====== Supplied data ======

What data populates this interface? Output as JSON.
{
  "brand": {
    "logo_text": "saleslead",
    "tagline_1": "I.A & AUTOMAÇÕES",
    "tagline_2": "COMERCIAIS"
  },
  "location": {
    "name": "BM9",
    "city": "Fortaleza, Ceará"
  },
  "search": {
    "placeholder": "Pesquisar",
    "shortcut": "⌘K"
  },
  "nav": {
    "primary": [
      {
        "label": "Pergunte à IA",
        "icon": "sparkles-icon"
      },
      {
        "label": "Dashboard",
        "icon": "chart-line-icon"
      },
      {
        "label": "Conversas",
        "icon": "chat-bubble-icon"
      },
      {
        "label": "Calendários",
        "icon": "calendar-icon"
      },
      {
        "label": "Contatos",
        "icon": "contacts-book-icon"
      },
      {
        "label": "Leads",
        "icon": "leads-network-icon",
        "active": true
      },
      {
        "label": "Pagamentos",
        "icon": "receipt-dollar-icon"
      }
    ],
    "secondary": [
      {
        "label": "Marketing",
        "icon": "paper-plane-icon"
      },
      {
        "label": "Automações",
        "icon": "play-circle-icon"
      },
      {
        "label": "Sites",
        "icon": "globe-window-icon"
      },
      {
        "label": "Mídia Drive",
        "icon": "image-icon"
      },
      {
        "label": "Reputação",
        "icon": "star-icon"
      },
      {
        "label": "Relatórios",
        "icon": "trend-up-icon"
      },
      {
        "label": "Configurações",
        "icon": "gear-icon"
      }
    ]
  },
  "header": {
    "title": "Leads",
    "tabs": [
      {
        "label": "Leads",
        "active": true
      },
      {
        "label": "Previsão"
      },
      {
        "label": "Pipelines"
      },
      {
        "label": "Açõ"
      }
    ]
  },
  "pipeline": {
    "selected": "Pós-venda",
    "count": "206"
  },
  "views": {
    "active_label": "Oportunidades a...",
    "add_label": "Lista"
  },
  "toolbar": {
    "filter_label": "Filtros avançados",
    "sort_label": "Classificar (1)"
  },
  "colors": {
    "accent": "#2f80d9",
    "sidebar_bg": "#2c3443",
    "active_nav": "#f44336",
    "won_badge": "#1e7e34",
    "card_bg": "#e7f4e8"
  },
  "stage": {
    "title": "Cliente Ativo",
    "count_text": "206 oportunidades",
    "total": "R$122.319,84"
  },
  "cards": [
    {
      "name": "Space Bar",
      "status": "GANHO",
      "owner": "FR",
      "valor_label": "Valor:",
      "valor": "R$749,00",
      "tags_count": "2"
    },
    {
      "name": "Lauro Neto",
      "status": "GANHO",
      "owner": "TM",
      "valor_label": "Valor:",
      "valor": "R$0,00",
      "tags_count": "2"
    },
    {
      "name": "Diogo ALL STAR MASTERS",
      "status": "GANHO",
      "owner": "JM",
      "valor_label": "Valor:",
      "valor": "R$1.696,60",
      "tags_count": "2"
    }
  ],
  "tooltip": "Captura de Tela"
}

======

• _Written task_
Give the listing again, word for word.

• _Right answer_
What data populates this interface? Output as JSON.
{
  "brand": {
    "logo_text": "saleslead",
    "tagline_1": "I.A & AUTOMAÇÕES",
    "tagline_2": "COMERCIAIS"
  },
  "location": {
    "name": "BM9",
    "city": "Fortaleza, Ceará"
  },
  "search": {
    "placeholder": "Pesquisar",
    "shortcut": "⌘K"
  },
  "nav": {
    "primary": [
      {
        "label": "Pergunte à IA",
        "icon": "sparkles-icon"
      },
      {
        "label": "Dashboard",
        "icon": "chart-line-icon"
      },
      {
        "label": "Conversas",
        "icon": "chat-bubble-icon"
      },
      {
        "label": "Calendários",
        "icon": "calendar-icon"
      },
      {
        "label": "Contatos",
        "icon": "contacts-book-icon"
      },
      {
        "label": "Leads",
        "icon": "leads-network-icon",
        "active": true
      },
      {
        "label": "Pagamentos",
        "icon": "receipt-dollar-icon"
      }
    ],
    "secondary": [
      {
        "label": "Marketing",
        "icon": "paper-plane-icon"
      },
      {
        "label": "Automações",
        "icon": "play-circle-icon"
      },
      {
        "label": "Sites",
        "icon": "globe-window-icon"
      },
      {
        "label": "Mídia Drive",
        "icon": "image-icon"
      },
      {
        "label": "Reputação",
        "icon": "star-icon"
      },
      {
        "label": "Relatórios",
        "icon": "trend-up-icon"
      },
      {
        "label": "Configurações",
        "icon": "gear-icon"
      }
    ]
  },
  "header": {
    "title": "Leads",
    "tabs": [
      {
        "label": "Leads",
        "active": true
      },
      {
        "label": "Previsão"
      },
      {
        "label": "Pipelines"
      },
      {
        "label": "Açõ"
      }
    ]
  },
  "pipeline": {
    "selected": "Pós-venda",
    "count": "206"
  },
  "views": {
    "active_label": "Oportunidades a...",
    "add_label": "Lista"
  },
  "toolbar": {
    "filter_label": "Filtros avançados",
    "sort_label": "Classificar (1)"
  },
  "colors": {
    "accent": "#2f80d9",
    "sidebar_bg": "#2c3443",
    "active_nav": "#f44336",
    "won_badge": "#1e7e34",
    "card_bg": "#e7f4e8"
  },
  "stage": {
    "title": "Cliente Ativo",
    "count_text": "206 oportunidades",
    "total": "R$122.319,84"
  },
  "cards": [
    {
      "name": "Space Bar",
      "status": "GANHO",
      "owner": "FR",
      "valor_label": "Valor:",
      "valor": "R$749,00",
      "tags_count": "2"
    },
    {
      "name": "Lauro Neto",
      "status": "GANHO",
      "owner": "TM",
      "valor_label": "Valor:",
      "valor": "R$0,00",
      "tags_count": "2"
    },
    {
      "name": "Diogo ALL STAR MASTERS",
      "status": "GANHO",
      "owner": "JM",
      "valor_label": "Valor:",
      "valor": "R$1.696,60",
      "tags_count": "2"
    }
  ],
  "tooltip": "Captura de Tela"
}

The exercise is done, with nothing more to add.